Supplied passage:

════

Avichal Garg, a managing partner at a venture capital firm that focuses on digital asset technology like cryptocurrency, said in the chat that "if Dems bail on this [bill], they will get 0 dollars going forward," according to The Lever.
"It would be political suicide for them not to support it," he added.
Jason Gottlieb, a lawyer who works for the law firm Morrison Cohen and defends cryptocurrency companies, wrote in the chat that regardless of concerns about the shortcomings of the bill, Democrats "need to win the next election, which means we can not afford to alienate a very vocal and wealthy group of donors," The Lever reported.
Last year, the industry pumped more than $40 million into a successful effort to topple former Democratic Sen. Sherrod Brown of Ohio in favor of his Republican challenger luxury car dealer Bernie Moreno.

════

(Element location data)
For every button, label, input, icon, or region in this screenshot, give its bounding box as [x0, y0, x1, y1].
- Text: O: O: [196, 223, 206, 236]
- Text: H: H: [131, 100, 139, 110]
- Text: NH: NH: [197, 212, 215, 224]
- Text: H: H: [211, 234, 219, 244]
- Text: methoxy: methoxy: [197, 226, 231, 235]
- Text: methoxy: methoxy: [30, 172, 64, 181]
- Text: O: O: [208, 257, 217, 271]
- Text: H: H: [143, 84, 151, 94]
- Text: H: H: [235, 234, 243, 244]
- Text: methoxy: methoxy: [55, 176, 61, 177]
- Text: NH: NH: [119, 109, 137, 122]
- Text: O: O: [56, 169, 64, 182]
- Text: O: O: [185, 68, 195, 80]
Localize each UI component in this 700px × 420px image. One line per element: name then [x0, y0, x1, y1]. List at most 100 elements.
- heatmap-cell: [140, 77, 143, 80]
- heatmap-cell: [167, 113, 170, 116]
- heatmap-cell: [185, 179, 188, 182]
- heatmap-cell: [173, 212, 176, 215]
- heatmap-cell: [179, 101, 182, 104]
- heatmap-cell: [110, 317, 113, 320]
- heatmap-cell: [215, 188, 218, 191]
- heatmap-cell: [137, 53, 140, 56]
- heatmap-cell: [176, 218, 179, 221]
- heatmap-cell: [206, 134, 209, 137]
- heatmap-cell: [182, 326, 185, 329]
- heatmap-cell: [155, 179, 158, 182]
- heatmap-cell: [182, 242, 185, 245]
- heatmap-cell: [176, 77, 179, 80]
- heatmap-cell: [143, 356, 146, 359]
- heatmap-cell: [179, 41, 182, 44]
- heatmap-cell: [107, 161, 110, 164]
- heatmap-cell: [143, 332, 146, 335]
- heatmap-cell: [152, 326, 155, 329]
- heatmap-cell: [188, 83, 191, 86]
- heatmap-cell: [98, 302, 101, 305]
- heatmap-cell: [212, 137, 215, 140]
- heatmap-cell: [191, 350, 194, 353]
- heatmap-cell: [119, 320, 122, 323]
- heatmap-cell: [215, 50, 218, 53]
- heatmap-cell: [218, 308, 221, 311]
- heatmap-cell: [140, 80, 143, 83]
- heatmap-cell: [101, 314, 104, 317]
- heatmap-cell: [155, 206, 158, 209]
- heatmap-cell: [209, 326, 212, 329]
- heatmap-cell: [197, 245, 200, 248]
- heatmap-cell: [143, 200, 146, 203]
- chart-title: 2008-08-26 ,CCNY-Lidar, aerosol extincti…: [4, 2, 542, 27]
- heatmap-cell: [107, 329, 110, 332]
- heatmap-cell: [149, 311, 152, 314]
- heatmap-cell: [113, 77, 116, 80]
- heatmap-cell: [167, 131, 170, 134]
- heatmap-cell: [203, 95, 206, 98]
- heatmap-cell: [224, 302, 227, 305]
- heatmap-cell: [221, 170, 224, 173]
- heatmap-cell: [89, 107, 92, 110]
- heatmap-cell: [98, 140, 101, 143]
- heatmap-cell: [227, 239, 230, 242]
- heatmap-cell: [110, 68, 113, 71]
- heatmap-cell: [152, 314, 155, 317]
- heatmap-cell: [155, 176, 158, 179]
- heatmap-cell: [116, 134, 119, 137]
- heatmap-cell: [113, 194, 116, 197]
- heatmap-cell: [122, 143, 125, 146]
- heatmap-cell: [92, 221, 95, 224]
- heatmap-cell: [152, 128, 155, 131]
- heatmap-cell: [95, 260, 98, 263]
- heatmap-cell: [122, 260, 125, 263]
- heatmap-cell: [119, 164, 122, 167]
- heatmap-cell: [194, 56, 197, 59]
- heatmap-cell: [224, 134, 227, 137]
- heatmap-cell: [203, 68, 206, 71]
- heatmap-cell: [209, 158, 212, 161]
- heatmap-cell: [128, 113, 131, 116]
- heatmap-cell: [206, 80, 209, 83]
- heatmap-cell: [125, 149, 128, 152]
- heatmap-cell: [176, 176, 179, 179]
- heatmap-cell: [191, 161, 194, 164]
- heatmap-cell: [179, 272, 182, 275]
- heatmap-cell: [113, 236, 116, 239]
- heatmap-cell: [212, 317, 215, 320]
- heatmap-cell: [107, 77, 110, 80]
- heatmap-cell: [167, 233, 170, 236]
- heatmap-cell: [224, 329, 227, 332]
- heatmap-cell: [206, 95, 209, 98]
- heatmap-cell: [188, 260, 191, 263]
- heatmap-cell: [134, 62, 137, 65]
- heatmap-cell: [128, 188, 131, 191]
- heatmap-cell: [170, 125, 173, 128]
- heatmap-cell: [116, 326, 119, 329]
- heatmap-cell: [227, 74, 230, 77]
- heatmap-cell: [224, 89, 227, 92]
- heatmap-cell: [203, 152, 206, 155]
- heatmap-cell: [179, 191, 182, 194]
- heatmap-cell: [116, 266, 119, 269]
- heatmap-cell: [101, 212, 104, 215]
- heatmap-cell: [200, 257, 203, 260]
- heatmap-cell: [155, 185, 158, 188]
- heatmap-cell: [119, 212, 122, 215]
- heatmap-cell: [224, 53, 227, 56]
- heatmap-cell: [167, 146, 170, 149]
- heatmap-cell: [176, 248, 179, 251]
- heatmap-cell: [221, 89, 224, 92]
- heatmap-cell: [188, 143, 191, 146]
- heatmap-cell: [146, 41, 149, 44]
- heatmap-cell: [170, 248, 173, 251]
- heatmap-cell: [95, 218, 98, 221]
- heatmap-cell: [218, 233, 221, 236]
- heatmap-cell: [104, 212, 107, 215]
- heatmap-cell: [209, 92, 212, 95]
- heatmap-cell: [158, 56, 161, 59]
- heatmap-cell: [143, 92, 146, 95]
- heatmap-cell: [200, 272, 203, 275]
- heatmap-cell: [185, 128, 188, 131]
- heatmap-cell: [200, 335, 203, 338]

════

Exercise instructions:
A - Retype the crypto donor passage word for word, starting at "Avichal Garg, a" and ending at "The Lever reported.".
B - Answer these questions from the crypto donor passage:
(i) What does Avichal Garg say Democrats will get going forward if they bail on the bill?
(ii) Which law firm does Jason Gottlieb work for?
(iii) How much did the industry put into the effort to topple Sherrod Brown last year?

The answers:
A -
Avichal Garg, a managing partner at a venture capital firm that focuses on digital asset technology like cryptocurrency, said in the chat that "if Dems bail on this [bill], they will get 0 dollars going forward," according to The Lever.
"It would be political suicide for them not to support it," he added.
Jason Gottlieb, a lawyer who works for the law firm Morrison Cohen and defends cryptocurrency companies, wrote in the chat that regardless of concerns about the shortcomings of the bill, Democrats "need to win the next election, which means we can not afford to alienate a very vocal and wealthy group of donors," The Lever reported.

B -
(i) 0 dollars.
(ii) Morrison Cohen.
(iii) More than $40 million.